◆ Directions for this task: Write out all the data again, exactly as it stands.

** Start of Exercise data **

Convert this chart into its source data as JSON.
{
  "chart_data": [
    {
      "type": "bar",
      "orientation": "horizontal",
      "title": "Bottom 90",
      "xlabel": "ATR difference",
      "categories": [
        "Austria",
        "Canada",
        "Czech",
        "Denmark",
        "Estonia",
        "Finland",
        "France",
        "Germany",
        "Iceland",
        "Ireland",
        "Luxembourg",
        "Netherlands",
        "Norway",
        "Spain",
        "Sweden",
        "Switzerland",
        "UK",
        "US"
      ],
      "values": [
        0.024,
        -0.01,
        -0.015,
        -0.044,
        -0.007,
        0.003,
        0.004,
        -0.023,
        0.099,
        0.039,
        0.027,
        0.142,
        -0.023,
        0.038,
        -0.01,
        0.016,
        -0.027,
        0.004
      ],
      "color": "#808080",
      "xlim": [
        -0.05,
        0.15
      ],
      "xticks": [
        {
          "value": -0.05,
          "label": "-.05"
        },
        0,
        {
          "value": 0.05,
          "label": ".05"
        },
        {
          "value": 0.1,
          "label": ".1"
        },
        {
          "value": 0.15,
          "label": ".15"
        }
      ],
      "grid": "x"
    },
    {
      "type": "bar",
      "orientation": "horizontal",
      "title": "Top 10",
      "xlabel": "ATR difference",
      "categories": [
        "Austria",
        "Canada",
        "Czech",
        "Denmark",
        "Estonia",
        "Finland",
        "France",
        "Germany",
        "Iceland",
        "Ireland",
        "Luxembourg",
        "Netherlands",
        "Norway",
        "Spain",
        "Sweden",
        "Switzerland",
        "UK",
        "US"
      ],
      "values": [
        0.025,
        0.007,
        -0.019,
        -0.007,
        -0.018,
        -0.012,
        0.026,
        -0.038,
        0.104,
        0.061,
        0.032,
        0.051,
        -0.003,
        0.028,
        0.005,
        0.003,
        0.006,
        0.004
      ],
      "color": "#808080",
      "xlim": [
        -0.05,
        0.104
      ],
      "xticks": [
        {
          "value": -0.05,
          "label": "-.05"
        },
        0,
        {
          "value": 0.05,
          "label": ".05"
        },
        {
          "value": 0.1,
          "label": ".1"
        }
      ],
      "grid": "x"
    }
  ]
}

** End of Exercise data **

◆ Answer in full:
Convert this chart into its source data as JSON.
{
  "chart_data": [
    {
      "type": "bar",
      "orientation": "horizontal",
      "title": "Bottom 90",
      "xlabel": "ATR difference",
      "categories": [
        "Austria",
        "Canada",
        "Czech",
        "Denmark",
        "Estonia",
        "Finland",
        "France",
        "Germany",
        "Iceland",
        "Ireland",
        "Luxembourg",
        "Netherlands",
        "Norway",
        "Spain",
        "Sweden",
        "Switzerland",
        "UK",
        "US"
      ],
      "values": [
        0.024,
        -0.01,
        -0.015,
        -0.044,
        -0.007,
        0.003,
        0.004,
        -0.023,
        0.099,
        0.039,
        0.027,
        0.142,
        -0.023,
        0.038,
        -0.01,
        0.016,
        -0.027,
        0.004
      ],
      "color": "#808080",
      "xlim": [
        -0.05,
        0.15
      ],
      "xticks": [
        {
          "value": -0.05,
          "label": "-.05"
        },
        0,
        {
          "value": 0.05,
          "label": ".05"
        },
        {
          "value": 0.1,
          "label": ".1"
        },
        {
          "value": 0.15,
          "label": ".15"
        }
      ],
      "grid": "x"
    },
    {
      "type": "bar",
      "orientation": "horizontal",
      "title": "Top 10",
      "xlabel": "ATR difference",
      "categories": [
        "Austria",
        "Canada",
        "Czech",
        "Denmark",
        "Estonia",
        "Finland",
        "France",
        "Germany",
        "Iceland",
        "Ireland",
        "Luxembourg",
        "Netherlands",
        "Norway",
        "Spain",
        "Sweden",
        "Switzerland",
        "UK",
        "US"
      ],
      "values": [
        0.025,
        0.007,
        -0.019,
        -0.007,
        -0.018,
        -0.012,
        0.026,
        -0.038,
        0.104,
        0.061,
        0.032,
        0.051,
        -0.003,
        0.028,
        0.005,
        0.003,
        0.006,
        0.004
      ],
      "color": "#808080",
      "xlim": [
        -0.05,
        0.104
      ],
      "xticks": [
        {
          "value": -0.05,
          "label": "-.05"
        },
        0,
        {
          "value": 0.05,
          "label": ".05"
        },
        {
          "value": 0.1,
          "label": ".1"
        }
      ],
      "grid": "x"
    }
  ]
}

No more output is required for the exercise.